Data excerpts:
════════

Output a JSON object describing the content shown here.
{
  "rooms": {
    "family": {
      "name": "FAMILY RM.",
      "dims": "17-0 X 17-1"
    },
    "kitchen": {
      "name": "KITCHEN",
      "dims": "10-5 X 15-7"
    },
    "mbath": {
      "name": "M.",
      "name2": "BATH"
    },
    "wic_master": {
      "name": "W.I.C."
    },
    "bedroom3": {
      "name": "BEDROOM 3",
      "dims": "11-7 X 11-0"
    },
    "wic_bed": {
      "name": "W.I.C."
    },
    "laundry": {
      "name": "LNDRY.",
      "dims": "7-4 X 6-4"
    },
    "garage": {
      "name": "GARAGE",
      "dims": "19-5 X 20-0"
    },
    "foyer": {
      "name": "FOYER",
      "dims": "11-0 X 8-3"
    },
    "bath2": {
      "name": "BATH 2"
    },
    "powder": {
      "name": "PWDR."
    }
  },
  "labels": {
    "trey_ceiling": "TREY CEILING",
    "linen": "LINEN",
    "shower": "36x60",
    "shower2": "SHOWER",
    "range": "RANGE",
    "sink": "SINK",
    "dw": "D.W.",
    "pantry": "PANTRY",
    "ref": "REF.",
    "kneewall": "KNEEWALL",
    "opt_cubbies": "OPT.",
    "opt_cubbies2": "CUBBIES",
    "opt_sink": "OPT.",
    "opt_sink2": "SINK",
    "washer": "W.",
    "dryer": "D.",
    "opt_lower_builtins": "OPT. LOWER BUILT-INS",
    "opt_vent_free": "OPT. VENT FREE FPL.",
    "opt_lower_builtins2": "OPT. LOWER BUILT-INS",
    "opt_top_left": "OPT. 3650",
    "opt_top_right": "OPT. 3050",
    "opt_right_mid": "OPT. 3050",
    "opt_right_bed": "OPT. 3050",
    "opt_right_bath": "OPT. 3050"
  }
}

════════

Exercise requirements:
Retype every entry word for word.

Written response:
Output a JSON object describing the content shown here.
{
  "rooms": {
    "family": {
      "name": "FAMILY RM.",
      "dims": "17-0 X 17-1"
    },
    "kitchen": {
      "name": "KITCHEN",
      "dims": "10-5 X 15-7"
    },
    "mbath": {
      "name": "M.",
      "name2": "BATH"
    },
    "wic_master": {
      "name": "W.I.C."
    },
    "bedroom3": {
      "name": "BEDROOM 3",
      "dims": "11-7 X 11-0"
    },
    "wic_bed": {
      "name": "W.I.C."
    },
    "laundry": {
      "name": "LNDRY.",
      "dims": "7-4 X 6-4"
    },
    "garage": {
      "name": "GARAGE",
      "dims": "19-5 X 20-0"
    },
    "foyer": {
      "name": "FOYER",
      "dims": "11-0 X 8-3"
    },
    "bath2": {
      "name": "BATH 2"
    },
    "powder": {
      "name": "PWDR."
    }
  },
  "labels": {
    "trey_ceiling": "TREY CEILING",
    "linen": "LINEN",
    "shower": "36x60",
    "shower2": "SHOWER",
    "range": "RANGE",
    "sink": "SINK",
    "dw": "D.W.",
    "pantry": "PANTRY",
    "ref": "REF.",
    "kneewall": "KNEEWALL",
    "opt_cubbies": "OPT.",
    "opt_cubbies2": "CUBBIES",
    "opt_sink": "OPT.",
    "opt_sink2": "SINK",
    "washer": "W.",
    "dryer": "D.",
    "opt_lower_builtins": "OPT. LOWER BUILT-INS",
    "opt_vent_free": "OPT. VENT FREE FPL.",
    "opt_lower_builtins2": "OPT. LOWER BUILT-INS",
    "opt_top_left": "OPT. 3650",
    "opt_top_right": "OPT. 3050",
    "opt_right_mid": "OPT. 3050",
    "opt_right_bed": "OPT. 3050",
    "opt_right_bath": "OPT. 3050"
  }
}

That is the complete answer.